Retype all material exactly. Pictures stay out of the copy.

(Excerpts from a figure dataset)
::::::::::

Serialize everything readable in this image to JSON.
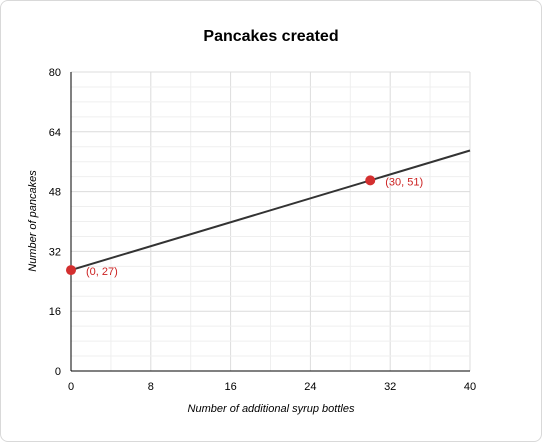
{
  "chart_data": {
    "type": "line",
    "title": "Pancakes created",
    "xlabel": "Number of additional syrup bottles",
    "ylabel": "Number of pancakes",
    "xlim": [
      0,
      40
    ],
    "ylim": [
      0,
      80
    ],
    "x_ticks": [
      0,
      8,
      16,
      24,
      32,
      40
    ],
    "y_ticks": [
      0,
      16,
      32,
      48,
      64,
      80
    ],
    "grid": true,
    "minor_grid_step": 4,
    "series": [
      {
        "x": [
          0,
          40
        ],
        "y": [
          27,
          59
        ],
        "color": "#333333"
      }
    ],
    "points": [
      {
        "x": 0,
        "y": 27,
        "label": "(0, 27)",
        "color": "#d32f2f"
      },
      {
        "x": 30,
        "y": 51,
        "label": "(30, 51)",
        "color": "#d32f2f"
      }
    ]
  }
}
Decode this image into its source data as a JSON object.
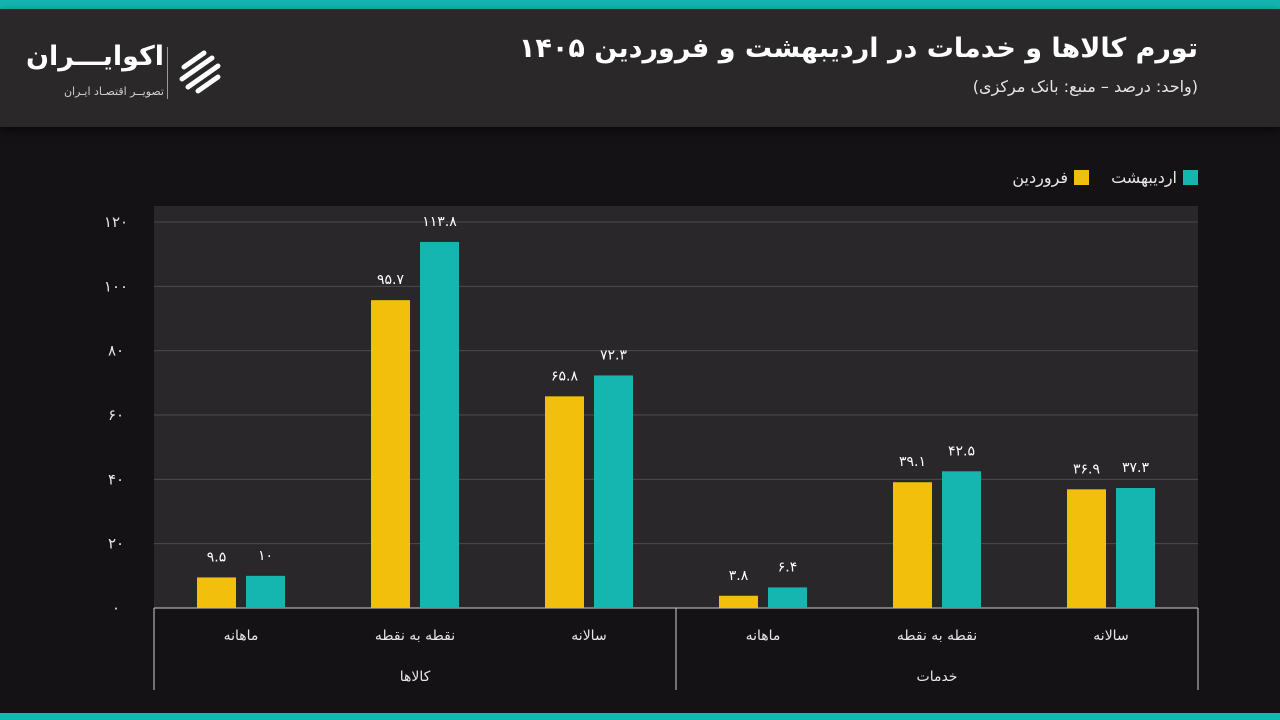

::::::::::

§ **The output**:
Serialize everything readable in this image to JSON.
{
  "chart_data": {
    "type": "line",
    "title": "Pancakes created",
    "xlabel": "Number of additional syrup bottles",
    "ylabel": "Number of pancakes",
    "xlim": [
      0,
      40
    ],
    "ylim": [
      0,
      80
    ],
    "x_ticks": [
      0,
      8,
      16,
      24,
      32,
      40
    ],
    "y_ticks": [
      0,
      16,
      32,
      48,
      64,
      80
    ],
    "grid": true,
    "minor_grid_step": 4,
    "series": [
      {
        "x": [
          0,
          40
        ],
        "y": [
          27,
          59
        ],
        "color": "#333333"
      }
    ],
    "points": [
      {
        "x": 0,
        "y": 27,
        "label": "(0, 27)",
        "color": "#d32f2f"
      },
      {
        "x": 30,
        "y": 51,
        "label": "(30, 51)",
        "color": "#d32f2f"
      }
    ]
  }
}
Decode this image into its source data as a JSON object.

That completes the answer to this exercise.